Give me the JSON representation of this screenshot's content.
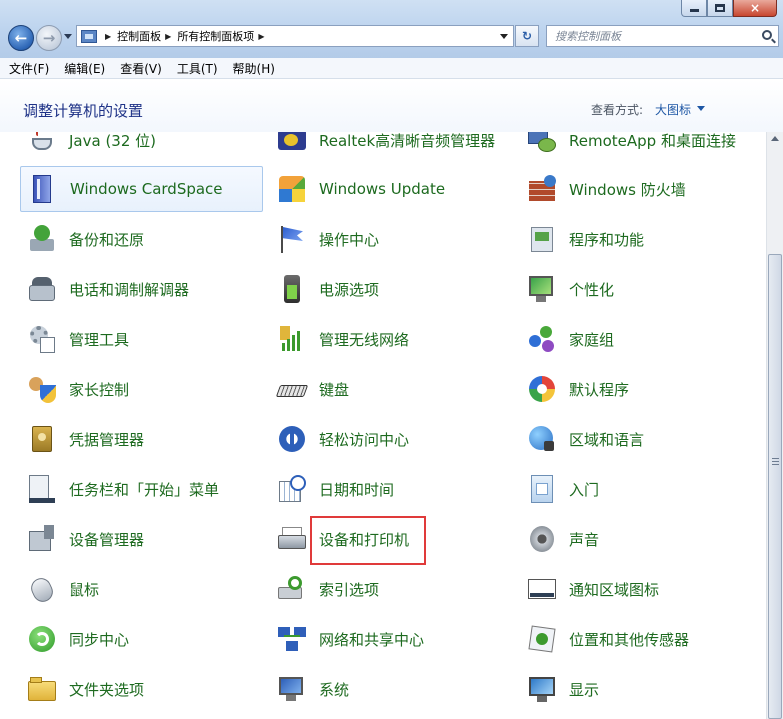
{
  "window": {
    "caption_buttons": {
      "minimize": "minimize",
      "maximize": "maximize",
      "close": "×"
    }
  },
  "nav": {
    "back_glyph": "←",
    "forward_glyph": "→",
    "breadcrumb": [
      "控制面板",
      "所有控制面板项"
    ],
    "refresh_glyph": "↻",
    "search_placeholder": "搜索控制面板"
  },
  "menu": [
    "文件(F)",
    "编辑(E)",
    "查看(V)",
    "工具(T)",
    "帮助(H)"
  ],
  "header": {
    "title": "调整计算机的设置",
    "view_label": "查看方式:",
    "view_value": "大图标"
  },
  "items": [
    {
      "label": "Java (32 位)",
      "icon": "java-icon",
      "col": 0,
      "row": 0
    },
    {
      "label": "Realtek高清晰音频管理器",
      "icon": "realtek-audio-icon",
      "col": 1,
      "row": 0
    },
    {
      "label": "RemoteApp 和桌面连接",
      "icon": "remoteapp-icon",
      "col": 2,
      "row": 0
    },
    {
      "label": "Windows CardSpace",
      "icon": "cardspace-icon",
      "col": 0,
      "row": 1,
      "selected": true
    },
    {
      "label": "Windows Update",
      "icon": "windows-update-icon",
      "col": 1,
      "row": 1
    },
    {
      "label": "Windows 防火墙",
      "icon": "firewall-icon",
      "col": 2,
      "row": 1
    },
    {
      "label": "备份和还原",
      "icon": "backup-restore-icon",
      "col": 0,
      "row": 2
    },
    {
      "label": "操作中心",
      "icon": "action-center-flag-icon",
      "col": 1,
      "row": 2
    },
    {
      "label": "程序和功能",
      "icon": "programs-features-icon",
      "col": 2,
      "row": 2
    },
    {
      "label": "电话和调制解调器",
      "icon": "phone-modem-icon",
      "col": 0,
      "row": 3
    },
    {
      "label": "电源选项",
      "icon": "power-options-icon",
      "col": 1,
      "row": 3
    },
    {
      "label": "个性化",
      "icon": "personalization-icon",
      "col": 2,
      "row": 3
    },
    {
      "label": "管理工具",
      "icon": "admin-tools-icon",
      "col": 0,
      "row": 4
    },
    {
      "label": "管理无线网络",
      "icon": "wireless-network-icon",
      "col": 1,
      "row": 4
    },
    {
      "label": "家庭组",
      "icon": "homegroup-icon",
      "col": 2,
      "row": 4
    },
    {
      "label": "家长控制",
      "icon": "parental-controls-icon",
      "col": 0,
      "row": 5
    },
    {
      "label": "键盘",
      "icon": "keyboard-icon",
      "col": 1,
      "row": 5
    },
    {
      "label": "默认程序",
      "icon": "default-programs-icon",
      "col": 2,
      "row": 5
    },
    {
      "label": "凭据管理器",
      "icon": "credential-manager-icon",
      "col": 0,
      "row": 6
    },
    {
      "label": "轻松访问中心",
      "icon": "ease-of-access-icon",
      "col": 1,
      "row": 6
    },
    {
      "label": "区域和语言",
      "icon": "region-language-icon",
      "col": 2,
      "row": 6
    },
    {
      "label": "任务栏和「开始」菜单",
      "icon": "taskbar-start-icon",
      "col": 0,
      "row": 7
    },
    {
      "label": "日期和时间",
      "icon": "date-time-icon",
      "col": 1,
      "row": 7
    },
    {
      "label": "入门",
      "icon": "getting-started-icon",
      "col": 2,
      "row": 7
    },
    {
      "label": "设备管理器",
      "icon": "device-manager-icon",
      "col": 0,
      "row": 8
    },
    {
      "label": "设备和打印机",
      "icon": "devices-printers-icon",
      "col": 1,
      "row": 8,
      "highlighted": true
    },
    {
      "label": "声音",
      "icon": "sound-icon",
      "col": 2,
      "row": 8
    },
    {
      "label": "鼠标",
      "icon": "mouse-icon",
      "col": 0,
      "row": 9
    },
    {
      "label": "索引选项",
      "icon": "indexing-options-icon",
      "col": 1,
      "row": 9
    },
    {
      "label": "通知区域图标",
      "icon": "notification-area-icon",
      "col": 2,
      "row": 9
    },
    {
      "label": "同步中心",
      "icon": "sync-center-icon",
      "col": 0,
      "row": 10
    },
    {
      "label": "网络和共享中心",
      "icon": "network-sharing-icon",
      "col": 1,
      "row": 10
    },
    {
      "label": "位置和其他传感器",
      "icon": "location-sensors-icon",
      "col": 2,
      "row": 10
    },
    {
      "label": "文件夹选项",
      "icon": "folder-options-icon",
      "col": 0,
      "row": 11
    },
    {
      "label": "系统",
      "icon": "system-icon",
      "col": 1,
      "row": 11
    },
    {
      "label": "显示",
      "icon": "display-icon",
      "col": 2,
      "row": 11
    }
  ],
  "colors": {
    "item_text": "#1d6a1f",
    "title_text": "#1e3287",
    "highlight_border": "#e03a3a"
  }
}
========================================================================
Job
Give nothing but the number of lines containing the string "programs".

Task answer
2